**Exercise prompt**
Which lines below hold the word "ylabel"? Report each one.

----- Input records -----

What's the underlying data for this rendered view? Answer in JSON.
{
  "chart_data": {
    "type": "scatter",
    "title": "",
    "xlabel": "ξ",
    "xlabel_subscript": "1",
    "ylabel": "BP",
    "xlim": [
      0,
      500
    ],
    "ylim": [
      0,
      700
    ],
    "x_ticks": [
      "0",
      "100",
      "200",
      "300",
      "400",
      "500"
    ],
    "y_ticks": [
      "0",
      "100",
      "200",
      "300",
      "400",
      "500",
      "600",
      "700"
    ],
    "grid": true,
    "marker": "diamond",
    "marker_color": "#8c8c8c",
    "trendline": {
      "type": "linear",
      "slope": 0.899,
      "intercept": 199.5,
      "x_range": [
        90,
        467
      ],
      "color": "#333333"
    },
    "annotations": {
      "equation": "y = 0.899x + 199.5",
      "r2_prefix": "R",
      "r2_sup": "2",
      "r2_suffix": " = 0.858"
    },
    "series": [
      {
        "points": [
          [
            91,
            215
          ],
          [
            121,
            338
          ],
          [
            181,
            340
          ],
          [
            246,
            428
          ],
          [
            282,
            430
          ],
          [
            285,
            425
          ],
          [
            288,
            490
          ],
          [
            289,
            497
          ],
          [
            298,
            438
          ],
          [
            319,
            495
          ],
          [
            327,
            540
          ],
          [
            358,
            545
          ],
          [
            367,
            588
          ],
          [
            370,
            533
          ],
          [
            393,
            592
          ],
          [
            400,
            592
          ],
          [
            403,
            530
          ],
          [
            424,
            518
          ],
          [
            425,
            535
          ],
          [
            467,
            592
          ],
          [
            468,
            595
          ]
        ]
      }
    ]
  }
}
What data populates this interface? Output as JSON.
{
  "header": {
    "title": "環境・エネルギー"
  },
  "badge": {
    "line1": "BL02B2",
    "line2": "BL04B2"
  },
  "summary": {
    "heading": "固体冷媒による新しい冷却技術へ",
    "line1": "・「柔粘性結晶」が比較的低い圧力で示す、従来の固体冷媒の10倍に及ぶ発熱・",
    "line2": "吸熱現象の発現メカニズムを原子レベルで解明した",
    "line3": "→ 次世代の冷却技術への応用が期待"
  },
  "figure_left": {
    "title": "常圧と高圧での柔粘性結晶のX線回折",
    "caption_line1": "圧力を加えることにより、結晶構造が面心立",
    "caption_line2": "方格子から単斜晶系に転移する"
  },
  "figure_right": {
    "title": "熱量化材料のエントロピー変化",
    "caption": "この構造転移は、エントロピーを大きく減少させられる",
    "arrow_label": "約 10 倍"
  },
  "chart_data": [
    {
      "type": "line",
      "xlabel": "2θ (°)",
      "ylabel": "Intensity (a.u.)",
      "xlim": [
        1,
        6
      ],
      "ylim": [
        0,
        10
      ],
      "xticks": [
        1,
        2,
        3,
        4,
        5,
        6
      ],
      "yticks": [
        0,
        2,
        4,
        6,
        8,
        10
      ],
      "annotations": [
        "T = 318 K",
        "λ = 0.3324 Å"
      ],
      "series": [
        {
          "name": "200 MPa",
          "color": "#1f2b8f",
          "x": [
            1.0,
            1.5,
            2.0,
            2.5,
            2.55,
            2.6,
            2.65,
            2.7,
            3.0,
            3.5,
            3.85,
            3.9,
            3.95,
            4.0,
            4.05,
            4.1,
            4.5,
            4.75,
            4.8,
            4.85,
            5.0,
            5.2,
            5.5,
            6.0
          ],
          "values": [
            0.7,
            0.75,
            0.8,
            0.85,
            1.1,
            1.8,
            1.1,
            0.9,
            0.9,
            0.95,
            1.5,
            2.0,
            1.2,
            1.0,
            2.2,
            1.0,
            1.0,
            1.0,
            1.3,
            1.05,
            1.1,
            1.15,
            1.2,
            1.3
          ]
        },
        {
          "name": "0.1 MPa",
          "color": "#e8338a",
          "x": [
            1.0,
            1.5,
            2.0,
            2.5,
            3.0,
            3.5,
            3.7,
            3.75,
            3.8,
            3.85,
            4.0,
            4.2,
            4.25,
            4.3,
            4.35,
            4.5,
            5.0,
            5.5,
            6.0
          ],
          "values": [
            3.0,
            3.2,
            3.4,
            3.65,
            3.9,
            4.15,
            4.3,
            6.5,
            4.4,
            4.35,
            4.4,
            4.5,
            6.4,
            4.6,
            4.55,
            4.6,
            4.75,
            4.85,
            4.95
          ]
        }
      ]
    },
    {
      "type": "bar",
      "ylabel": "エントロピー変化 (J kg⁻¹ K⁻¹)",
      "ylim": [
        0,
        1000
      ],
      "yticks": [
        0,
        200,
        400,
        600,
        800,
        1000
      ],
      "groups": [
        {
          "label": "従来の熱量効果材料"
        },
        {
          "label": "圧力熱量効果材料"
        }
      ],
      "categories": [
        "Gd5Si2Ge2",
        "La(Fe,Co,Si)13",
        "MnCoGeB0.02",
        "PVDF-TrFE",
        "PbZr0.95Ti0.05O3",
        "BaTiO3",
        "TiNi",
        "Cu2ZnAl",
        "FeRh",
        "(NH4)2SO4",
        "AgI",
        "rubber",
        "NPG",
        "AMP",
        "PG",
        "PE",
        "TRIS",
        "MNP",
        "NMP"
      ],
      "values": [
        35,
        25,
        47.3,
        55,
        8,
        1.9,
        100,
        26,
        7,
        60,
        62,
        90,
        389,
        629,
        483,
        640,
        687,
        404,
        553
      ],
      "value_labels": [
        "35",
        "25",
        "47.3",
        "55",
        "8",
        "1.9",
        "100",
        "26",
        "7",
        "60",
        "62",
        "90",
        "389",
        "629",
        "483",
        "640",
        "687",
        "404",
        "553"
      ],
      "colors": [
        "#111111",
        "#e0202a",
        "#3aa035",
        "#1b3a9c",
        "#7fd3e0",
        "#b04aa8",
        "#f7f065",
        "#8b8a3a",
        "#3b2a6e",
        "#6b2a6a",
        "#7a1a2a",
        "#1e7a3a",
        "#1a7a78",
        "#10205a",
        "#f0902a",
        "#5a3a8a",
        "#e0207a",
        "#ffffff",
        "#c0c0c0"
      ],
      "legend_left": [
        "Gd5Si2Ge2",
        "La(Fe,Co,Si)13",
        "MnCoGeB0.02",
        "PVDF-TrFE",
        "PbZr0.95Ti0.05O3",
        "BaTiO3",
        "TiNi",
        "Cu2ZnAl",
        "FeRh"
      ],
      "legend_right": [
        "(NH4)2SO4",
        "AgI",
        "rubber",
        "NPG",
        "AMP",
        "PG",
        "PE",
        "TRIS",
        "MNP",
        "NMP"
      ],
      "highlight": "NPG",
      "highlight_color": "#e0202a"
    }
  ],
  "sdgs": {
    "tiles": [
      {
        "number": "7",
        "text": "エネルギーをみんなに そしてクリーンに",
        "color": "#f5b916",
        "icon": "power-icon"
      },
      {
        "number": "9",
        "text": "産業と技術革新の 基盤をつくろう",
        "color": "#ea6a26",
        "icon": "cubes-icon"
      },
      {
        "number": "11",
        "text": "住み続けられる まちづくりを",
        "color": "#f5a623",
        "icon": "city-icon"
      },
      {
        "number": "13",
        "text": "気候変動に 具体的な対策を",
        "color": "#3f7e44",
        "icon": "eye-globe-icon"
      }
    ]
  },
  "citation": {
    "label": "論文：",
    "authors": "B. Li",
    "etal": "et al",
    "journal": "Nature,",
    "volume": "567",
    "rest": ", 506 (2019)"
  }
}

-----

**Final answer**
    "ylabel": "BP",
      "ylabel": "Intensity (a.u.)",
      "ylabel": "エントロピー変化 (J kg⁻¹ K⁻¹)",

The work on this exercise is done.